--- BEGIN ---

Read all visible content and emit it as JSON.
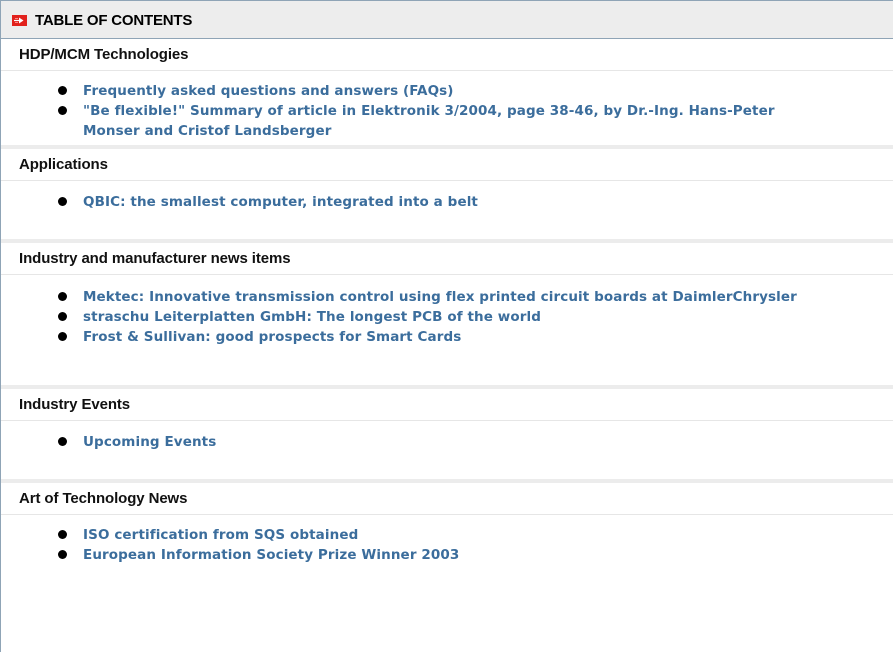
{
  "toc": {
    "title": "TABLE OF CONTENTS",
    "icon": "red-arrow-icon",
    "accent_color": "#e2211c",
    "link_color": "#3b6d9c"
  },
  "sections": [
    {
      "heading": "HDP/MCM Technologies",
      "items": [
        {
          "label": "Frequently asked questions and answers (FAQs)"
        },
        {
          "label": "\"Be flexible!\" Summary of article in Elektronik 3/2004, page 38-46, by Dr.-Ing. Hans-Peter Monser and Cristof Landsberger"
        }
      ]
    },
    {
      "heading": "Applications",
      "items": [
        {
          "label": "QBIC: the smallest computer, integrated into a belt"
        }
      ]
    },
    {
      "heading": "Industry and manufacturer news items",
      "items": [
        {
          "label": "Mektec: Innovative transmission control using flex printed circuit boards at DaimlerChrysler"
        },
        {
          "label": "straschu Leiterplatten GmbH: The longest PCB of the world"
        },
        {
          "label": "Frost & Sullivan: good prospects for Smart Cards"
        }
      ]
    },
    {
      "heading": "Industry Events",
      "items": [
        {
          "label": "Upcoming Events"
        }
      ]
    },
    {
      "heading": "Art of Technology News",
      "items": [
        {
          "label": "ISO certification from SQS obtained"
        },
        {
          "label": "European Information Society Prize Winner 2003"
        }
      ]
    }
  ]
}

--- END ---

Copy everything in the records above except the pictures, exactly as written.

Read all visible content and emit it as JSON.
{
  "toc": {
    "title": "TABLE OF CONTENTS",
    "icon": "red-arrow-icon",
    "accent_color": "#e2211c",
    "link_color": "#3b6d9c"
  },
  "sections": [
    {
      "heading": "HDP/MCM Technologies",
      "items": [
        {
          "label": "Frequently asked questions and answers (FAQs)"
        },
        {
          "label": "\"Be flexible!\" Summary of article in Elektronik 3/2004, page 38-46, by Dr.-Ing. Hans-Peter Monser and Cristof Landsberger"
        }
      ]
    },
    {
      "heading": "Applications",
      "items": [
        {
          "label": "QBIC: the smallest computer, integrated into a belt"
        }
      ]
    },
    {
      "heading": "Industry and manufacturer news items",
      "items": [
        {
          "label": "Mektec: Innovative transmission control using flex printed circuit boards at DaimlerChrysler"
        },
        {
          "label": "straschu Leiterplatten GmbH: The longest PCB of the world"
        },
        {
          "label": "Frost & Sullivan: good prospects for Smart Cards"
        }
      ]
    },
    {
      "heading": "Industry Events",
      "items": [
        {
          "label": "Upcoming Events"
        }
      ]
    },
    {
      "heading": "Art of Technology News",
      "items": [
        {
          "label": "ISO certification from SQS obtained"
        },
        {
          "label": "European Information Society Prize Winner 2003"
        }
      ]
    }
  ]
}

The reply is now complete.